■ **Problem**
Every line below should be copied exactly; drop the pictures.

-=-=-=-=-

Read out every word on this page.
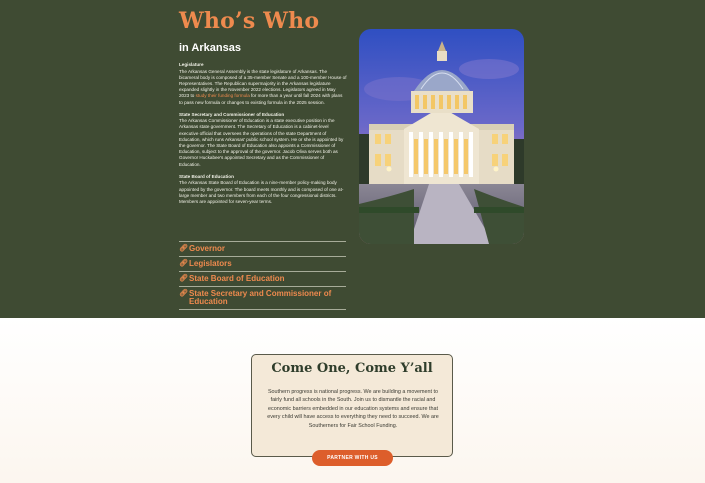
Who’s Who
in Arkansas
Legislature

The Arkansas General Assembly is the state legislature of Arkansas. The bicameral body is composed of a 35-member Senate and a 100-member House of Representatives. The Republican supermajority in the Arkansas legislature expanded slightly in the November 2022 elections. Legislators agreed in May 2023 to study their funding formula for more than a year until fall 2024 with plans to pass new formula or changes to existing formula in the 2025 session.

State Secretary and Commissioner of Education

The Arkansas Commissioner of Education is a state executive position in the Arkansas state government. The Secretary of Education is a cabinet-level executive official that oversees the operations of the state Department of Education, which runs Arkansas' public school system. He or she is appointed by the governor. The State Board of Education also appoints a Commissioner of Education, subject to the approval of the governor. Jacob Oliva serves both as Governor Huckabee's appointed Secretary and as the Commissioner of Education.

State Board of Education

The Arkansas State Board of Education is a nine-member policy-making body appointed by the governor. The board meets monthly and is composed of one at-large member and two members from each of the four congressional districts. Members are appointed for seven-year terms.

🔗︎ Governor
🔗︎ Legislators
🔗︎ State Board of Education
🔗︎ State Secretary and Commissioner of Education
Come One, Come Y’all
Southern progress is national progress. We are building a movement to fairly fund all schools in the South. Join us to dismantle the racial and economic barriers embedded in our education systems and ensure that every child will have access to everything they need to succeed. We are Southerners for Fair School Funding.
PARTNER WITH US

-=-=-=-=-

■ **Output of the exercise**
Read out every word on this page.
Who’s Who
in Arkansas
Legislature

The Arkansas General Assembly is the state legislature of Arkansas. The bicameral body is composed of a 35-member Senate and a 100-member House of Representatives. The Republican supermajority in the Arkansas legislature expanded slightly in the November 2022 elections. Legislators agreed in May 2023 to study their funding formula for more than a year until fall 2024 with plans to pass new formula or changes to existing formula in the 2025 session.

State Secretary and Commissioner of Education

The Arkansas Commissioner of Education is a state executive position in the Arkansas state government. The Secretary of Education is a cabinet-level executive official that oversees the operations of the state Department of Education, which runs Arkansas' public school system. He or she is appointed by the governor. The State Board of Education also appoints a Commissioner of Education, subject to the approval of the governor. Jacob Oliva serves both as Governor Huckabee's appointed Secretary and as the Commissioner of Education.

State Board of Education

The Arkansas State Board of Education is a nine-member policy-making body appointed by the governor. The board meets monthly and is composed of one at-large member and two members from each of the four congressional districts. Members are appointed for seven-year terms.

🔗︎ Governor
🔗︎ Legislators
🔗︎ State Board of Education
🔗︎ State Secretary and Commissioner of Education
Come One, Come Y’all
Southern progress is national progress. We are building a movement to fairly fund all schools in the South. Join us to dismantle the racial and economic barriers embedded in our education systems and ensure that every child will have access to everything they need to succeed. We are Southerners for Fair School Funding.
PARTNER WITH US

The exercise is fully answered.